Dataset excerpts:
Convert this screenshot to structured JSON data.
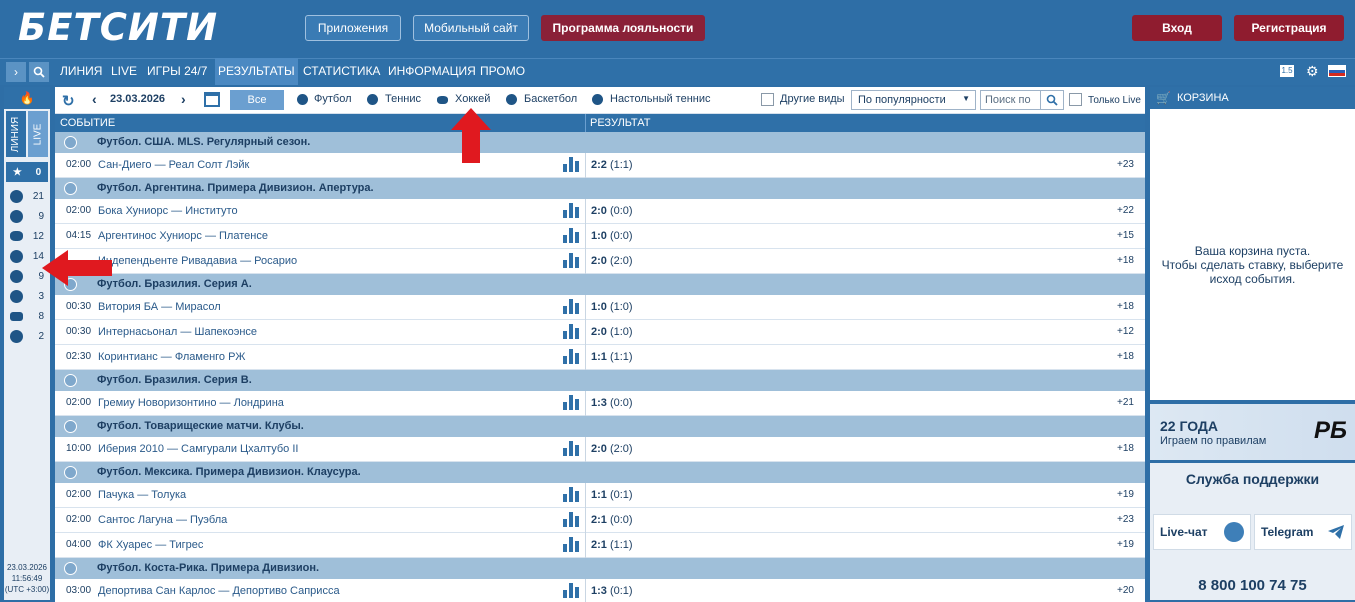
{
  "header": {
    "logo": "БЕТСИТИ",
    "apps_label": "Приложения",
    "mobile_label": "Мобильный сайт",
    "loyalty_label": "Программа лояльности",
    "login_label": "Вход",
    "register_label": "Регистрация"
  },
  "nav": {
    "items": [
      "ЛИНИЯ",
      "LIVE",
      "ИГРЫ 24/7",
      "РЕЗУЛЬТАТЫ",
      "СТАТИСТИКА",
      "ИНФОРМАЦИЯ",
      "ПРОМО"
    ],
    "badge": "1.5"
  },
  "sidebar": {
    "tabs": [
      "ЛИНИЯ",
      "LIVE"
    ],
    "favorites_count": "0",
    "sports": [
      {
        "icon": "soccer-ball-icon",
        "count": "21"
      },
      {
        "icon": "tennis-ball-icon",
        "count": "9"
      },
      {
        "icon": "hockey-puck-icon",
        "count": "12"
      },
      {
        "icon": "basketball-icon",
        "count": "14"
      },
      {
        "icon": "table-tennis-icon",
        "count": "9"
      },
      {
        "icon": "volleyball-icon",
        "count": "3"
      },
      {
        "icon": "gamepad-icon",
        "count": "8"
      },
      {
        "icon": "ball-icon",
        "count": "2"
      }
    ],
    "date": "23.03.2026",
    "time": "11:56:49",
    "tz": "(UTC +3:00)"
  },
  "toolbar": {
    "date": "23.03.2026",
    "all_label": "Все",
    "filters": [
      "Футбол",
      "Теннис",
      "Хоккей",
      "Баскетбол",
      "Настольный теннис"
    ],
    "other_label": "Другие виды",
    "sort_value": "По популярности",
    "search_placeholder": "Поиск по",
    "live_only_label": "Только Live"
  },
  "columns": {
    "event": "СОБЫТИЕ",
    "result": "РЕЗУЛЬТАТ"
  },
  "leagues": [
    {
      "name": "Футбол. США. MLS. Регулярный сезон.",
      "matches": [
        {
          "time": "02:00",
          "teams": "Сан-Диего — Реал Солт Лэйк",
          "score": "2:2",
          "half": "(1:1)",
          "more": "+23"
        }
      ]
    },
    {
      "name": "Футбол. Аргентина. Примера Дивизион. Апертура.",
      "matches": [
        {
          "time": "02:00",
          "teams": "Бока Хуниорс — Институто",
          "score": "2:0",
          "half": "(0:0)",
          "more": "+22"
        },
        {
          "time": "04:15",
          "teams": "Аргентинос Хуниорс — Платенсе",
          "score": "1:0",
          "half": "(0:0)",
          "more": "+15"
        },
        {
          "time": "",
          "teams": "Индепендьенте Ривадавиа — Росарио",
          "score": "2:0",
          "half": "(2:0)",
          "more": "+18"
        }
      ]
    },
    {
      "name": "Футбол. Бразилия. Серия А.",
      "matches": [
        {
          "time": "00:30",
          "teams": "Витория БА — Мирасол",
          "score": "1:0",
          "half": "(1:0)",
          "more": "+18"
        },
        {
          "time": "00:30",
          "teams": "Интернасьонал — Шапекоэнсе",
          "score": "2:0",
          "half": "(1:0)",
          "more": "+12"
        },
        {
          "time": "02:30",
          "teams": "Коринтианс — Фламенго РЖ",
          "score": "1:1",
          "half": "(1:1)",
          "more": "+18"
        }
      ]
    },
    {
      "name": "Футбол. Бразилия. Серия В.",
      "matches": [
        {
          "time": "02:00",
          "teams": "Гремиу Новоризонтино — Лондрина",
          "score": "1:3",
          "half": "(0:0)",
          "more": "+21"
        }
      ]
    },
    {
      "name": "Футбол. Товарищеские матчи. Клубы.",
      "matches": [
        {
          "time": "10:00",
          "teams": "Иберия 2010 — Самгурали Цхалтубо II",
          "score": "2:0",
          "half": "(2:0)",
          "more": "+18"
        }
      ]
    },
    {
      "name": "Футбол. Мексика. Примера Дивизион. Клаусура.",
      "matches": [
        {
          "time": "02:00",
          "teams": "Пачука — Толука",
          "score": "1:1",
          "half": "(0:1)",
          "more": "+19"
        },
        {
          "time": "02:00",
          "teams": "Сантос Лагуна — Пуэбла",
          "score": "2:1",
          "half": "(0:0)",
          "more": "+23"
        },
        {
          "time": "04:00",
          "teams": "ФК Хуарес — Тигрес",
          "score": "2:1",
          "half": "(1:1)",
          "more": "+19"
        }
      ]
    },
    {
      "name": "Футбол. Коста-Рика. Примера Дивизион.",
      "matches": [
        {
          "time": "03:00",
          "teams": "Депортива Сан Карлос — Депортиво Саприсса",
          "score": "1:3",
          "half": "(0:1)",
          "more": "+20"
        }
      ]
    }
  ],
  "cart": {
    "title": "КОРЗИНА",
    "empty_line1": "Ваша корзина пуста.",
    "empty_line2": "Чтобы сделать ставку, выберите",
    "empty_line3": "исход события."
  },
  "banner": {
    "title": "22 ГОДА",
    "subtitle": "Играем по правилам",
    "logo": "РБ"
  },
  "support": {
    "title": "Служба поддержки",
    "livechat": "Live-чат",
    "telegram": "Telegram",
    "phone": "8 800 100 74 75"
  },
  "colors": {
    "brand_blue": "#2f70a8",
    "header_blue": "#2e6ea6",
    "accent_red": "#8f1c2f",
    "arrow_red": "#e0191f"
  }
}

TASK DETAILS:
Find every line that includes the string "tennis". Report how many there are and nothing else.

THE COMPLETED TASK:
2